DATA RECORDS =>
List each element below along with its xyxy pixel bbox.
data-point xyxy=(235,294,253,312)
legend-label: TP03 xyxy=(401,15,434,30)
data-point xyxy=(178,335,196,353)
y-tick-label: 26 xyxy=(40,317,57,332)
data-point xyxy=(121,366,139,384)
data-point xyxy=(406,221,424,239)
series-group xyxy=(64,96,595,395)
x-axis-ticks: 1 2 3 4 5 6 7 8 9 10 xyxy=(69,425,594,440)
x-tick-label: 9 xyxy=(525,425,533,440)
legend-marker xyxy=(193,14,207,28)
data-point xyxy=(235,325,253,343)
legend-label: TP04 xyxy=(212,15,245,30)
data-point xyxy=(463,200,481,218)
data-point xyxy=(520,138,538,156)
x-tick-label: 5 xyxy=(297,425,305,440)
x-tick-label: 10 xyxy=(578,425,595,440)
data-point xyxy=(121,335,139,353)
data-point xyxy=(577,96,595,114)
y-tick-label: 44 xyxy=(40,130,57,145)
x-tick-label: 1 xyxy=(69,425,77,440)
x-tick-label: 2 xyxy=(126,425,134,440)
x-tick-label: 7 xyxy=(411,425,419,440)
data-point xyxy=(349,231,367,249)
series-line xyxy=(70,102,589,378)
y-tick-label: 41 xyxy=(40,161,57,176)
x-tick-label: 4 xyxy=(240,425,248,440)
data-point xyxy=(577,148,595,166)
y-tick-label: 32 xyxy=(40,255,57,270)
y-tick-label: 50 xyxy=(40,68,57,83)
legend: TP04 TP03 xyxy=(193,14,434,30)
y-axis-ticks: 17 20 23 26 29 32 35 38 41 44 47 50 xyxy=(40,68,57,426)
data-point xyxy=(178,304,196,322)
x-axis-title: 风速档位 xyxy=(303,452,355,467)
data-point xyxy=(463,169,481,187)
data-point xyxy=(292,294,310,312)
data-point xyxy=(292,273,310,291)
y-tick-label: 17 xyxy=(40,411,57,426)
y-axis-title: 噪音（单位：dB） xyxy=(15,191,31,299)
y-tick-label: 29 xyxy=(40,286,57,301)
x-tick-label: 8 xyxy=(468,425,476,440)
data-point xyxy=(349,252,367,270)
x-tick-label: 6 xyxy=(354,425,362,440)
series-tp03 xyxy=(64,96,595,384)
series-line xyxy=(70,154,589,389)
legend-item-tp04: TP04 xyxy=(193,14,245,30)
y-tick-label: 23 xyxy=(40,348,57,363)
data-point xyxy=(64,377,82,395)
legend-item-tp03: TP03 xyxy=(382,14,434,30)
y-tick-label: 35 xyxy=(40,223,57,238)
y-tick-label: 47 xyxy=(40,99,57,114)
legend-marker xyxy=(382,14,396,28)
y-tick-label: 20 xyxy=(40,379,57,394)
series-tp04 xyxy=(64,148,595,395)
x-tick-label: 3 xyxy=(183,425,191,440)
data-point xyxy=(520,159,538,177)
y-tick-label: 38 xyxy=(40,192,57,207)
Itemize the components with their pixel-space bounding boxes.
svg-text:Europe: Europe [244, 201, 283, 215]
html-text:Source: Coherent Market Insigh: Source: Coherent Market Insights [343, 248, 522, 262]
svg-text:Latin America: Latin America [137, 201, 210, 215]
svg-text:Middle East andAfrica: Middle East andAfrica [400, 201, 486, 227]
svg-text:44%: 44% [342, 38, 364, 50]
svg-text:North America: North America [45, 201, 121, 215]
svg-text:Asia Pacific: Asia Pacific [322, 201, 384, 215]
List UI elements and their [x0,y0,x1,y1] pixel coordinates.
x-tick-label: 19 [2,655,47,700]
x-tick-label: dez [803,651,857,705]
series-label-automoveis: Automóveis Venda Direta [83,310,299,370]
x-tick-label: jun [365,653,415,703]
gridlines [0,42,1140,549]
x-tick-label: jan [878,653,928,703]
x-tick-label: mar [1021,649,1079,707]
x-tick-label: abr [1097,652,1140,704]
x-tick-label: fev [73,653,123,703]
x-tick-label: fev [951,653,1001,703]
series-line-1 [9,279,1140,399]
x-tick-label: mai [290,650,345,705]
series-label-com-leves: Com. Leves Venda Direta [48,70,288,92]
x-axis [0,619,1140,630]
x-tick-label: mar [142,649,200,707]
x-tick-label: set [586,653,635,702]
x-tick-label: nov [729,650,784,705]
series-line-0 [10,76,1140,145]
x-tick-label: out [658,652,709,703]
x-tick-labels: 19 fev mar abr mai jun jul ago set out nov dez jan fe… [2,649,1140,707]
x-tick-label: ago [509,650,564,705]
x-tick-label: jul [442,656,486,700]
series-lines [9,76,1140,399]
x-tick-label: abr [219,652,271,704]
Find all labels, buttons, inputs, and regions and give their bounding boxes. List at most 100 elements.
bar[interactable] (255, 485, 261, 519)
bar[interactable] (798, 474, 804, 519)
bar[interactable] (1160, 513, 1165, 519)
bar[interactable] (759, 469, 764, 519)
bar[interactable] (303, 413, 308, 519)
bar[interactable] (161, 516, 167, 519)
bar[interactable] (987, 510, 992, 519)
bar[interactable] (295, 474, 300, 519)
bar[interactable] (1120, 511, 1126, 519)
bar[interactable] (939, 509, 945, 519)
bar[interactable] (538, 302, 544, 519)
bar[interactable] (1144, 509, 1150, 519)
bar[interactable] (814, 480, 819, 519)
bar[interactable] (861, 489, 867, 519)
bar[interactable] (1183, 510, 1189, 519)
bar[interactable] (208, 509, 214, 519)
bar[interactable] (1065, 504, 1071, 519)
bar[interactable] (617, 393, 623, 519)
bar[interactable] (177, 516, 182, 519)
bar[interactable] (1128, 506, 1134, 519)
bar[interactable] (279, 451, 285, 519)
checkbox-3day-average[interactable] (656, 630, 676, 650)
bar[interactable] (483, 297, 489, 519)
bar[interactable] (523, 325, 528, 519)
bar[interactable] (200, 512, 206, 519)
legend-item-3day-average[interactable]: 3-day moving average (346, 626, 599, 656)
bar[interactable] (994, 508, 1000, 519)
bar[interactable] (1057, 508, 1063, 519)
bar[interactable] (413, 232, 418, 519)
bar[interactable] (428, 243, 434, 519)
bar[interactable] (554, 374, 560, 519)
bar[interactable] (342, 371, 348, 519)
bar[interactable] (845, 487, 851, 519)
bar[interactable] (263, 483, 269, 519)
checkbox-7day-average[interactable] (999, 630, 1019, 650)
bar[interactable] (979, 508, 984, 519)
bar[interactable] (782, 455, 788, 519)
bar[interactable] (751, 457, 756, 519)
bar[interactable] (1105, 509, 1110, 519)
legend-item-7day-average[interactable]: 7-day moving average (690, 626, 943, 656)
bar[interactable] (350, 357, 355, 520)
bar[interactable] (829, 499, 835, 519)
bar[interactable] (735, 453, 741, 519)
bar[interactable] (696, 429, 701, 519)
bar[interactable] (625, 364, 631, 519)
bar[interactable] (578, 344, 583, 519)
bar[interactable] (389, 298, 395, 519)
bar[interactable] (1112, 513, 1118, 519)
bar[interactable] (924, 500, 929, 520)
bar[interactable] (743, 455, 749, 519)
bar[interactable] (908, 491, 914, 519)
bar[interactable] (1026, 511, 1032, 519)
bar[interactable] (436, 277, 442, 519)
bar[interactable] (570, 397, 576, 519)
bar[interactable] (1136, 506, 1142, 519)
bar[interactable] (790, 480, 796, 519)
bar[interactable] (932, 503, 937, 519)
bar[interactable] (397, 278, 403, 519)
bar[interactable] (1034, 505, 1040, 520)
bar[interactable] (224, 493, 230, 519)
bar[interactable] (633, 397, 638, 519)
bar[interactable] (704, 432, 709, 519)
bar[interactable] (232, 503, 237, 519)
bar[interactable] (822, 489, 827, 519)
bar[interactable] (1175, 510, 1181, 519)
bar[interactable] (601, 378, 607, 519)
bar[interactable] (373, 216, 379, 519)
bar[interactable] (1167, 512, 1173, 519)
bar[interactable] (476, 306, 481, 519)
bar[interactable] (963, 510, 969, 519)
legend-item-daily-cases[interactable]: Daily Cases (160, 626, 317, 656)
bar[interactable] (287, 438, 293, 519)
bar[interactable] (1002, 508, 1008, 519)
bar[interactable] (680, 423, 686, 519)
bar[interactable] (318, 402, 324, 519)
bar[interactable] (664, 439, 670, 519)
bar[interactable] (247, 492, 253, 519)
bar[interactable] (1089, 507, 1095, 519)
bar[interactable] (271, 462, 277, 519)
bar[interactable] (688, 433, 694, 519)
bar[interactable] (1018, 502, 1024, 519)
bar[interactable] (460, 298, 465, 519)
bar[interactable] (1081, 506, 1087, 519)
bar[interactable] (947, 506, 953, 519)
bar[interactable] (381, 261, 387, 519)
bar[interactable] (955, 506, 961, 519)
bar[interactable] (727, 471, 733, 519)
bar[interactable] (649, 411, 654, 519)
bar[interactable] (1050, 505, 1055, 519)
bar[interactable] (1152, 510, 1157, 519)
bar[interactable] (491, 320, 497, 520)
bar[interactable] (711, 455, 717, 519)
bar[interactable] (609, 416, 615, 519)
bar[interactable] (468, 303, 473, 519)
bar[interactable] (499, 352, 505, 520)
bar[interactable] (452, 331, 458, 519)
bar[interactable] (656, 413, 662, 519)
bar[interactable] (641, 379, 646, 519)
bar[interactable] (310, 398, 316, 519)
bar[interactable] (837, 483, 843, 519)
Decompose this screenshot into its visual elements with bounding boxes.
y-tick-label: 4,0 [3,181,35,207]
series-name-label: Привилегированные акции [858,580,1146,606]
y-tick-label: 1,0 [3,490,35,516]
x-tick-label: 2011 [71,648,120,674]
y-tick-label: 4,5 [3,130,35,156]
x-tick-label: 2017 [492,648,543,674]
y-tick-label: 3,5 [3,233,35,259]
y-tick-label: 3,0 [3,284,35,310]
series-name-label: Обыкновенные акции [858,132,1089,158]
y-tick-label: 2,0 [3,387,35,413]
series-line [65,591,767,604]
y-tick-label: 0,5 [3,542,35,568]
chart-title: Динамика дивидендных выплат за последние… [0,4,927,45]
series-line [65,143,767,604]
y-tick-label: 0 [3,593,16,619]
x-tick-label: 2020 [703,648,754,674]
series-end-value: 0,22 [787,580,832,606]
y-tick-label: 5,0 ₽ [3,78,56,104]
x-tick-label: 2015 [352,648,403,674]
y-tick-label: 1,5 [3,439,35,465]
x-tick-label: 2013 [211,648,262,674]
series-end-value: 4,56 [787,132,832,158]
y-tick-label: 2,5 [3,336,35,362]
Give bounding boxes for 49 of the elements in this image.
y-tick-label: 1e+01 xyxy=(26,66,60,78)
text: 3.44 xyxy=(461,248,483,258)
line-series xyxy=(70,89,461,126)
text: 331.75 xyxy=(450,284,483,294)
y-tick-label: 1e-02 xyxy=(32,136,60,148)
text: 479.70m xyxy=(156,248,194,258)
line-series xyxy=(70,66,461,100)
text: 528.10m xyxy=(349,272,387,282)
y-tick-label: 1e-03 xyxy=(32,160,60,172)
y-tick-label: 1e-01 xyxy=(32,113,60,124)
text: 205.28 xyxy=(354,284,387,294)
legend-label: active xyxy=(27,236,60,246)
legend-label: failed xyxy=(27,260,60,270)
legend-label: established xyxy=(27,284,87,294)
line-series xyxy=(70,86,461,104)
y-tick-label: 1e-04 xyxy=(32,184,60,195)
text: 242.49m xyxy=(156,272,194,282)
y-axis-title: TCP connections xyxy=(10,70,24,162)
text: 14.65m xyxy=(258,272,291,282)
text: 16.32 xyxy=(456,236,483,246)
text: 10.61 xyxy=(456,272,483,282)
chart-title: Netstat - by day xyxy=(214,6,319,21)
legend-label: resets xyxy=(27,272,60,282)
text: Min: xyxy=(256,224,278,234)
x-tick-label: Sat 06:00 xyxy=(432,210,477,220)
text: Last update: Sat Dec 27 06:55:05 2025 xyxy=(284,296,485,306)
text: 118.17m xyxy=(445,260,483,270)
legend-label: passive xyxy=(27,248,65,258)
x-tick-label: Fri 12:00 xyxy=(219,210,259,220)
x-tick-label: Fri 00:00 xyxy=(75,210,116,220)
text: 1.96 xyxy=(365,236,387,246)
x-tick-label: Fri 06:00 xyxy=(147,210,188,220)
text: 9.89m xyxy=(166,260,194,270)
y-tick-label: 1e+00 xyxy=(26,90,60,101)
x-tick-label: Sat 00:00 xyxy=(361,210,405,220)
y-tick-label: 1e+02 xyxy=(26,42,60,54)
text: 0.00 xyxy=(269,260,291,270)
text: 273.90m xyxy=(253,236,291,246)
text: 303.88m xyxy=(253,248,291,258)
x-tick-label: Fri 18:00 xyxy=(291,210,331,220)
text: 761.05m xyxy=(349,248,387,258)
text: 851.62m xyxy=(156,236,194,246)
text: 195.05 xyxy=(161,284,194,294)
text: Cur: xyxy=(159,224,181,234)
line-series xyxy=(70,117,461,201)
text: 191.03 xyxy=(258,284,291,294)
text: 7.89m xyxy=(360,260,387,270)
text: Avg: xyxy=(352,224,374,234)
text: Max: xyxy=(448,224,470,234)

WHAT YOU WILL DO => Reproduce the stretch of items from the first line through the line containing "series-line xyxy=(70,154,589,389)", both ends included, exactly as they appear.

ANSWER FOR THIS EXERCISE =>
List each element below along with its xyxy pixel bbox.
data-point xyxy=(235,294,253,312)
legend-label: TP03 xyxy=(401,15,434,30)
data-point xyxy=(178,335,196,353)
y-tick-label: 26 xyxy=(40,317,57,332)
data-point xyxy=(121,366,139,384)
data-point xyxy=(406,221,424,239)
series-group xyxy=(64,96,595,395)
x-axis-ticks: 1 2 3 4 5 6 7 8 9 10 xyxy=(69,425,594,440)
x-tick-label: 9 xyxy=(525,425,533,440)
legend-marker xyxy=(193,14,207,28)
data-point xyxy=(235,325,253,343)
legend-label: TP04 xyxy=(212,15,245,30)
data-point xyxy=(463,200,481,218)
data-point xyxy=(520,138,538,156)
x-tick-label: 5 xyxy=(297,425,305,440)
x-tick-label: 10 xyxy=(578,425,595,440)
data-point xyxy=(121,335,139,353)
data-point xyxy=(577,96,595,114)
y-tick-label: 44 xyxy=(40,130,57,145)
x-tick-label: 1 xyxy=(69,425,77,440)
x-tick-label: 2 xyxy=(126,425,134,440)
x-tick-label: 7 xyxy=(411,425,419,440)
data-point xyxy=(349,231,367,249)
series-line xyxy=(70,102,589,378)
y-tick-label: 41 xyxy=(40,161,57,176)
x-tick-label: 4 xyxy=(240,425,248,440)
data-point xyxy=(577,148,595,166)
y-tick-label: 32 xyxy=(40,255,57,270)
y-tick-label: 50 xyxy=(40,68,57,83)
legend: TP04 TP03 xyxy=(193,14,434,30)
y-axis-ticks: 17 20 23 26 29 32 35 38 41 44 47 50 xyxy=(40,68,57,426)
data-point xyxy=(178,304,196,322)
x-axis-title: 风速档位 xyxy=(303,452,355,467)
data-point xyxy=(463,169,481,187)
data-point xyxy=(292,294,310,312)
data-point xyxy=(292,273,310,291)
y-tick-label: 17 xyxy=(40,411,57,426)
y-axis-title: 噪音（单位：dB） xyxy=(15,191,31,299)
y-tick-label: 29 xyxy=(40,286,57,301)
x-tick-label: 8 xyxy=(468,425,476,440)
data-point xyxy=(349,252,367,270)
x-tick-label: 6 xyxy=(354,425,362,440)
series-tp03 xyxy=(64,96,595,384)
series-line xyxy=(70,154,589,389)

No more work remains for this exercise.